Exercise details: Spot every line with the word "الزاوية" and return it.
--- START Dataset entries ---
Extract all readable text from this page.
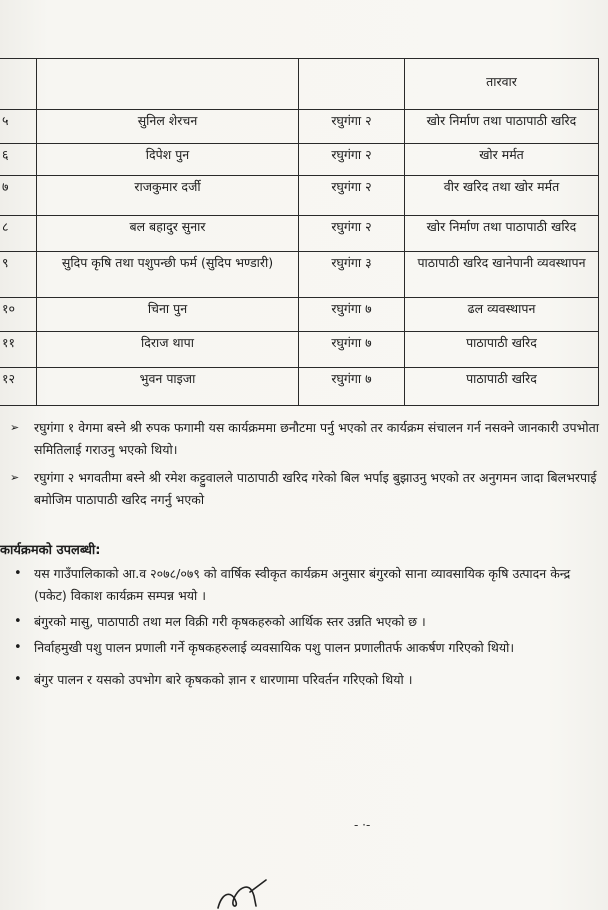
			तारवार
५	सुनिल शेरचन	रघुगंगा २	खोर निर्माण तथा पाठापाठी खरिद
६	दिपेश पुन	रघुगंगा २	खोर मर्मत
७	राजकुमार दर्जी	रघुगंगा २	वीर खरिद तथा खोर मर्मत
८	बल बहादुर सुनार	रघुगंगा २	खोर निर्माण तथा पाठापाठी खरिद
९	सुदिप कृषि तथा पशुपन्छी फर्म (सुदिप भण्डारी)	रघुगंगा ३	पाठापाठी खरिद खानेपानी व्यवस्थापन
१०	चिना पुन	रघुगंगा ७	ढल व्यवस्थापन
११	दिराज थापा	रघुगंगा ७	पाठापाठी खरिद
१२	भुवन पाइजा	रघुगंगा ७	पाठापाठी खरिद
➢ रघुगंगा १ वेगमा बस्ने श्री रुपक फगामी यस कार्यक्रममा छनौटमा पर्नु भएको तर कार्यक्रम संचालन गर्न नसक्ने जानकारी उपभोता समितिलाई गराउनु भएको थियो।
➢ रघुगंगा २ भगवतीमा बस्ने श्री रमेश कट्टुवालले पाठापाठी खरिद गरेको बिल भर्पाइ बुझाउनु भएको तर अनुगमन जादा बिलभरपाई बमोजिम पाठापाठी खरिद नगर्नु भएको
कार्यक्रमको उपलब्धी:
• यस गाउँपालिकाको आ.व २०७८/०७९ को वार्षिक स्वीकृत कार्यक्रम अनुसार बंगुरको साना व्यावसायिक कृषि उत्पादन केन्द्र (पकेट) विकाश कार्यक्रम सम्पन्न भयो ।
• बंगुरको मासु, पाठापाठी तथा मल विक्री गरी कृषकहरुको आर्थिक स्तर उन्नति भएको छ ।
• निर्वाहमुखी पशु पालन प्रणाली गर्ने कृषकहरुलाई व्यवसायिक पशु पालन प्रणालीतर्फ आकर्षण गरिएको थियो।
• बंगुर पालन र यसको उपभोग बारे कृषकको ज्ञान र धारणामा परिवर्तन गरिएको थियो ।
- ·-
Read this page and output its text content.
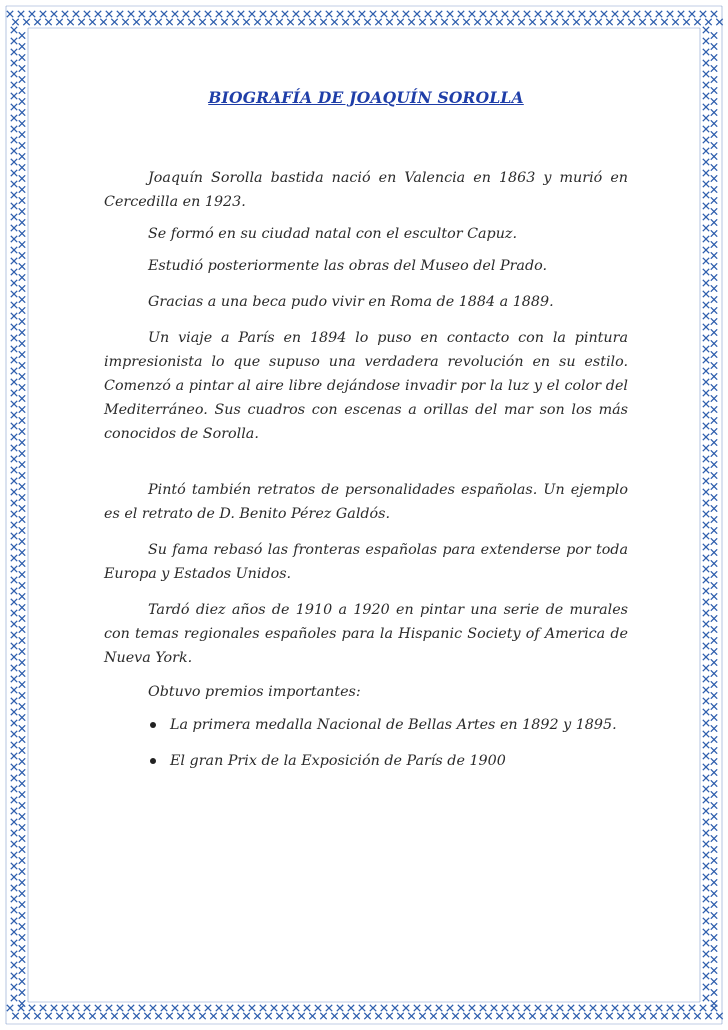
BIOGRAFÍA DE JOAQUÍN SOROLLA

Joaquín Sorolla bastida nació en Valencia en 1863 y murió en Cercedilla en 1923.

Se formó en su ciudad natal con el escultor Capuz.

Estudió posteriormente las obras del Museo del Prado.

Gracias a una beca pudo vivir en Roma de 1884 a 1889.

Un viaje a París en 1894 lo puso en contacto con la pintura impresionista lo que supuso una verdadera revolución en su estilo. Comenzó a pintar al aire libre dejándose invadir por la luz y el color del Mediterráneo. Sus cuadros con escenas a orillas del mar son los más conocidos de Sorolla.

Pintó también retratos de personalidades españolas. Un ejemplo es el retrato de D. Benito Pérez Galdós.

Su fama rebasó las fronteras españolas para extenderse por toda Europa y Estados Unidos.

Tardó diez años de 1910 a 1920 en pintar una serie de murales con temas regionales españoles para la Hispanic Society of America de Nueva York.

Obtuvo premios importantes:

La primera medalla Nacional de Bellas Artes en 1892 y 1895.
El gran Prix de la Exposición de París de 1900
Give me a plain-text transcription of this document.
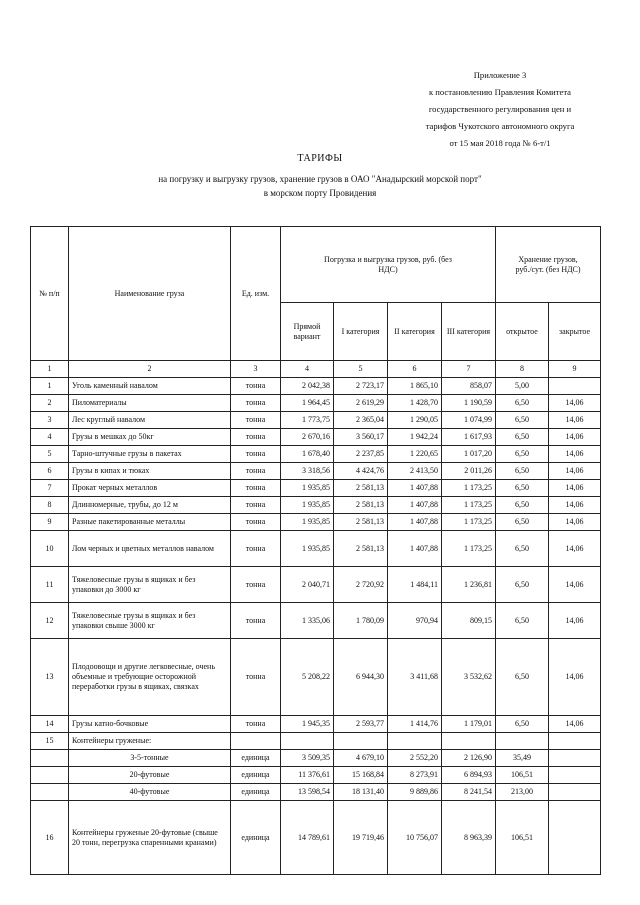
Приложение 3
к постановлению Правления Комитета
государственного регулирования цен и
тарифов Чукотского автономного округа
от 15 мая 2018 года № 6-т/1
ТАРИФЫ
на погрузку и выгрузку грузов, хранение грузов в ОАО "Анадырский морской порт"
в морском порту Провидения
№ п/п	Наименование груза	Ед. изм.	Погрузка и выгрузка грузов, руб. (без НДС)				Хранение грузов, руб./сут. (без НДС)	
			Прямой вариант	I категория	II категория	III категория	открытое	закрытое
1	2	3	4	5	6	7	8	9
1	Уголь каменный навалом	тонна	2 042,38	2 723,17	1 865,10	858,07	5,00	
2	Пиломатериалы	тонна	1 964,45	2 619,29	1 428,70	1 190,59	6,50	14,06
3	Лес круглый навалом	тонна	1 773,75	2 365,04	1 290,05	1 074,99	6,50	14,06
4	Грузы в мешках до 50кг	тонна	2 670,16	3 560,17	1 942,24	1 617,93	6,50	14,06
5	Тарно-штучные грузы в пакетах	тонна	1 678,40	2 237,85	1 220,65	1 017,20	6,50	14,06
6	Грузы в кипах и тюках	тонна	3 318,56	4 424,76	2 413,50	2 011,26	6,50	14,06
7	Прокат черных металлов	тонна	1 935,85	2 581,13	1 407,88	1 173,25	6,50	14,06
8	Длинномерные, трубы, до 12 м	тонна	1 935,85	2 581,13	1 407,88	1 173,25	6,50	14,06
9	Разные пакетированные металлы	тонна	1 935,85	2 581,13	1 407,88	1 173,25	6,50	14,06
10	Лом черных и цветных металлов навалом	тонна	1 935,85	2 581,13	1 407,88	1 173,25	6,50	14,06
11	Тяжеловесные грузы в ящиках и без упаковки до 3000 кг	тонна	2 040,71	2 720,92	1 484,11	1 236,81	6,50	14,06
12	Тяжеловесные грузы в ящиках и без упаковки свыше 3000 кг	тонна	1 335,06	1 780,09	970,94	809,15	6,50	14,06
13	Плодоовощи и другие легковесные, очень объемные и требующие осторожной переработки грузы в ящиках, связках	тонна	5 208,22	6 944,30	3 411,68	3 532,62	6,50	14,06
14	Грузы катно-бочковые	тонна	1 945,35	2 593,77	1 414,76	1 179,01	6,50	14,06
15	Контейнеры груженые:							
	3-5-тонные	единица	3 509,35	4 679,10	2 552,20	2 126,90	35,49	
	20-футовые	единица	11 376,61	15 168,84	8 273,91	6 894,93	106,51	
	40-футовые	единица	13 598,54	18 131,40	9 889,86	8 241,54	213,00	
16	Контейнеры груженые 20-футовые (свыше 20 тонн, перегрузка спаренными кранами)	единица	14 789,61	19 719,46	10 756,07	8 963,39	106,51	
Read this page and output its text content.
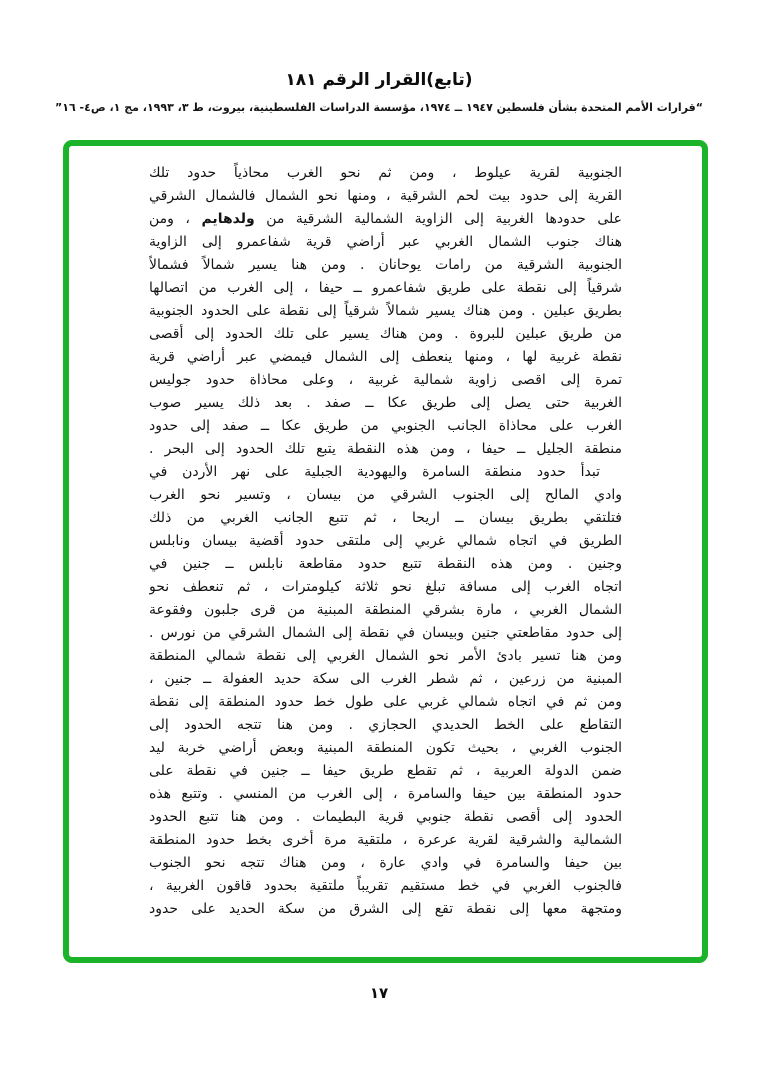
(تابع)القرار الرقم ١٨١
“قرارات الأمم المتحدة بشأن فلسطين ١٩٤٧ ــ ١٩٧٤، مؤسسة الدراسات الفلسطينية، بيروت، ط ٣، ١٩٩٣، مج ١، ص٤- ١٦”
الجنوبية لقرية عيلوط ، ومن ثم نحو الغرب محاذياً حدود تلك
القرية إلى حدود بيت لحم الشرقية ، ومنها نحو الشمال فالشمال الشرقي
على حدودها الغربية إلى الزاوية الشمالية الشرقية من ولدهايم ، ومن
هناك جنوب الشمال الغربي عبر أراضي قرية شفاعمرو إلى الزاوية
الجنوبية الشرقية من رامات يوحانان . ومن هنا يسير شمالاً فشمالاً
شرقياً إلى نقطة على طريق شفاعمرو ــ حيفا ، إلى الغرب من اتصالها
بطريق عبلين . ومن هناك يسير شمالاً شرقياً إلى نقطة على الحدود الجنوبية
من طريق عبلين للبروة . ومن هناك يسير على تلك الحدود إلى أقصى
نقطة غربية لها ، ومنها ينعطف إلى الشمال فيمضي عبر أراضي قرية
تمرة إلى اقصى زاوية شمالية غربية ، وعلى محاذاة حدود جوليس
الغربية حتى يصل إلى طريق عكا ــ صفد . بعد ذلك يسير صوب
الغرب على محاذاة الجانب الجنوبي من طريق عكا ــ صفد إلى حدود
منطقة الجليل ــ حيفا ، ومن هذه النقطة يتبع تلك الحدود إلى البحر .
تبدأ حدود منطقة السامرة واليهودية الجبلية على نهر الأردن في
وادي المالح إلى الجنوب الشرقي من بيسان ، وتسير نحو الغرب
فتلتقي بطريق بيسان ــ اريحا ، ثم تتبع الجانب الغربي من ذلك
الطريق في اتجاه شمالي غربي إلى ملتقى حدود أقضية بيسان ونابلس
وجنين . ومن هذه النقطة تتبع حدود مقاطعة نابلس ــ جنين في
اتجاه الغرب إلى مسافة تبلغ نحو ثلاثة كيلومترات ، ثم تنعطف نحو
الشمال الغربي ، مارة بشرقي المنطقة المبنية من قرى جلبون وفقوعة
إلى حدود مقاطعتي جنين وبيسان في نقطة إلى الشمال الشرقي من نورس .
ومن هنا تسير بادئ الأمر نحو الشمال الغربي إلى نقطة شمالي المنطقة
المبنية من زرعين ، ثم شطر الغرب الى سكة حديد العفولة ــ جنين ،
ومن ثم في اتجاه شمالي غربي على طول خط حدود المنطقة إلى نقطة
التقاطع على الخط الحديدي الحجازي . ومن هنا تتجه الحدود إلى
الجنوب الغربي ، بحيث تكون المنطقة المبنية وبعض أراضي خربة ليد
ضمن الدولة العربية ، ثم تقطع طريق حيفا ــ جنين في نقطة على
حدود المنطقة بين حيفا والسامرة ، إلى الغرب من المنسي . وتتبع هذه
الحدود إلى أقصى نقطة جنوبي قرية البطيمات . ومن هنا تتبع الحدود
الشمالية والشرقية لقرية عرعرة ، ملتقية مرة أخرى بخط حدود المنطقة
بين حيفا والسامرة في وادي عارة ، ومن هناك تتجه نحو الجنوب
فالجنوب الغربي في خط مستقيم تقريباً ملتقية بحدود قاقون الغربية ،
ومتجهة معها إلى نقطة تقع إلى الشرق من سكة الحديد على حدود
١٧
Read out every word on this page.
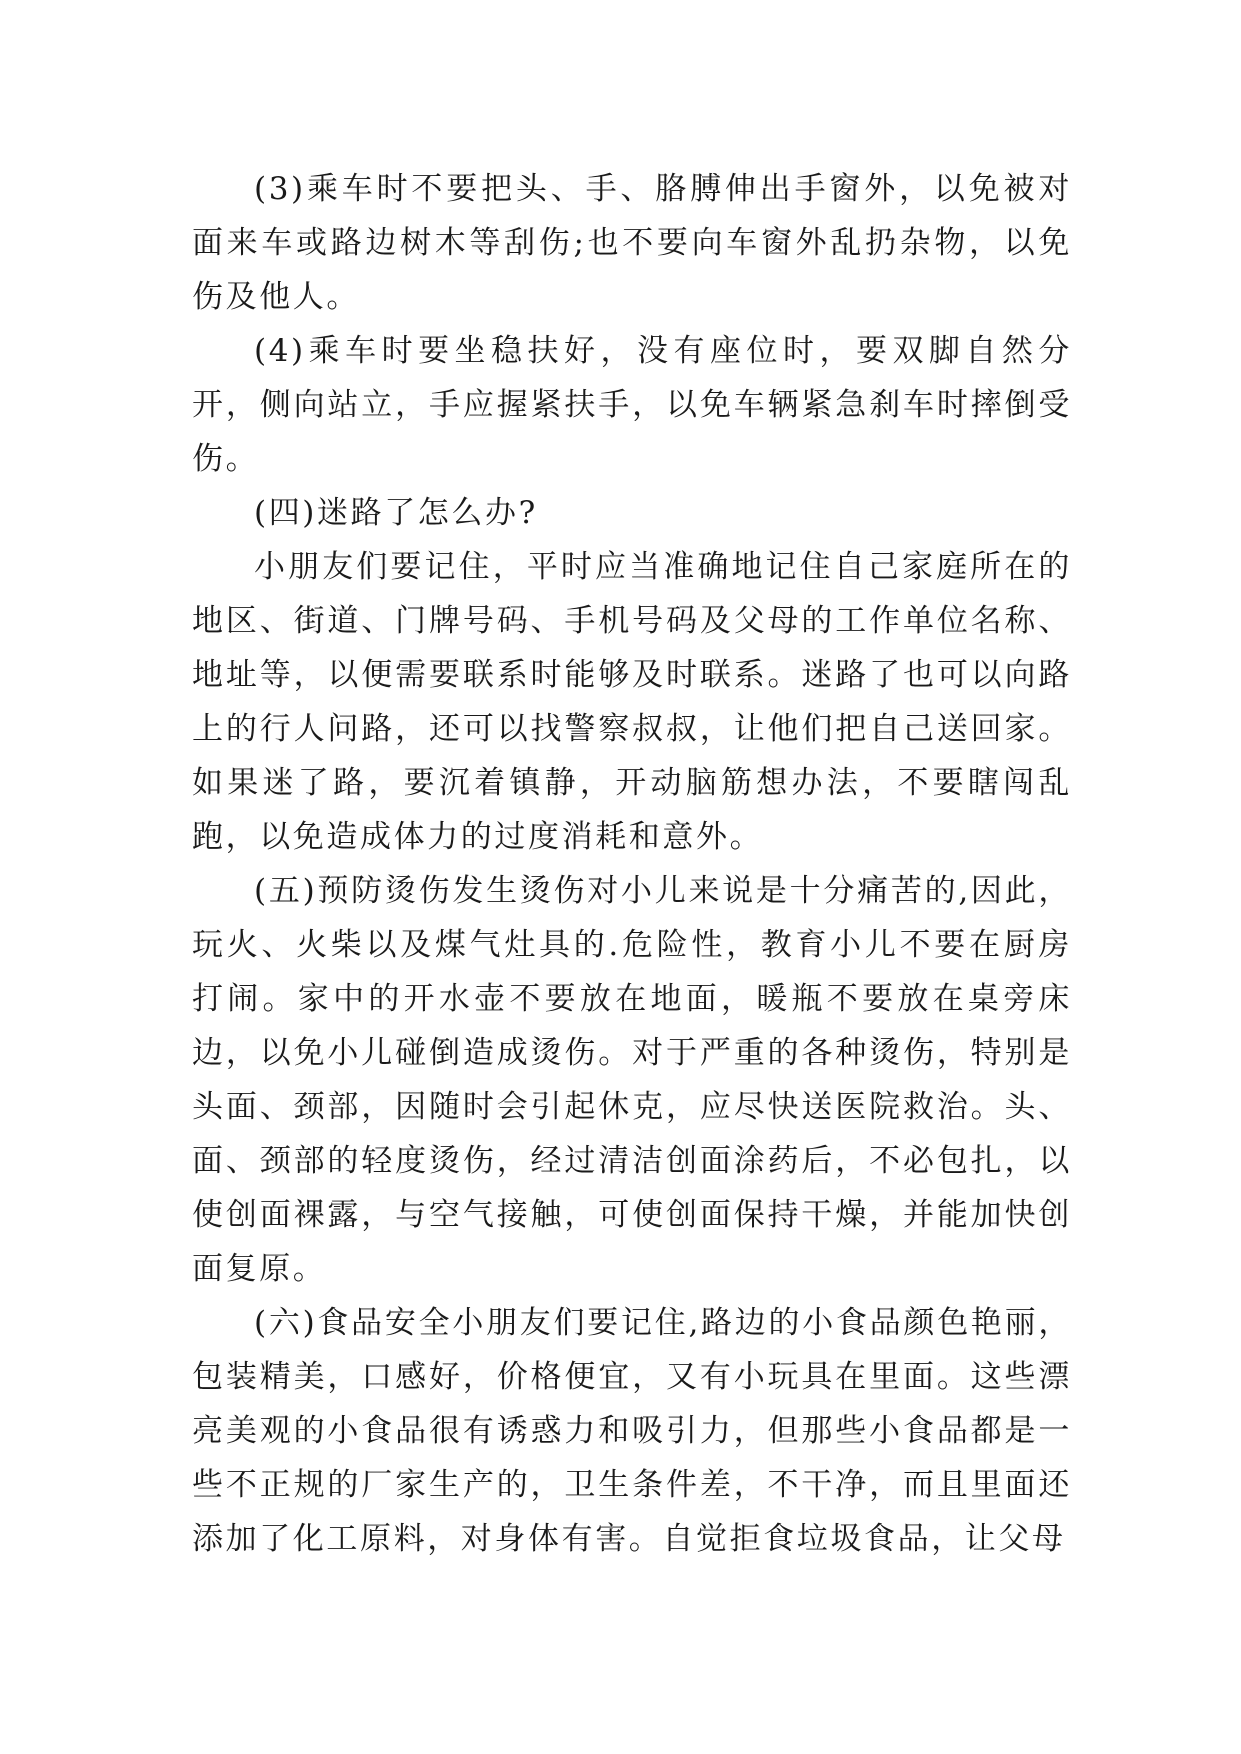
(3)乘车时不要把头、手、胳膊伸出手窗外，以免被对面来车或路边树木等刮伤;也不要向车窗外乱扔杂物，以免伤及他人。

(4)乘车时要坐稳扶好，没有座位时，要双脚自然分开，侧向站立，手应握紧扶手，以免车辆紧急刹车时摔倒受伤。

(四)迷路了怎么办?

小朋友们要记住，平时应当准确地记住自己家庭所在的地区、街道、门牌号码、手机号码及父母的工作单位名称、地址等，以便需要联系时能够及时联系。迷路了也可以向路上的行人问路，还可以找警察叔叔，让他们把自己送回家。如果迷了路，要沉着镇静，开动脑筋想办法，不要瞎闯乱跑，以免造成体力的过度消耗和意外。

(五)预防烫伤发生烫伤对小儿来说是十分痛苦的,因此，玩火、火柴以及煤气灶具的.危险性，教育小儿不要在厨房打闹。家中的开水壶不要放在地面，暖瓶不要放在桌旁床边，以免小儿碰倒造成烫伤。对于严重的各种烫伤，特别是头面、颈部，因随时会引起休克，应尽快送医院救治。头、面、颈部的轻度烫伤，经过清洁创面涂药后，不必包扎，以使创面裸露，与空气接触，可使创面保持干燥，并能加快创面复原。

(六)食品安全小朋友们要记住,路边的小食品颜色艳丽，包装精美，口感好，价格便宜，又有小玩具在里面。这些漂亮美观的小食品很有诱惑力和吸引力，但那些小食品都是一些不正规的厂家生产的，卫生条件差，不干净，而且里面还添加了化工原料，对身体有害。自觉拒食垃圾食品，让父母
--- END Dataset entries ---
Task solution:
على حدودها الغربية إلى الزاوية الشمالية الشرقية من ولدهايم ، ومن
هناك جنوب الشمال الغربي عبر أراضي قرية شفاعمرو إلى الزاوية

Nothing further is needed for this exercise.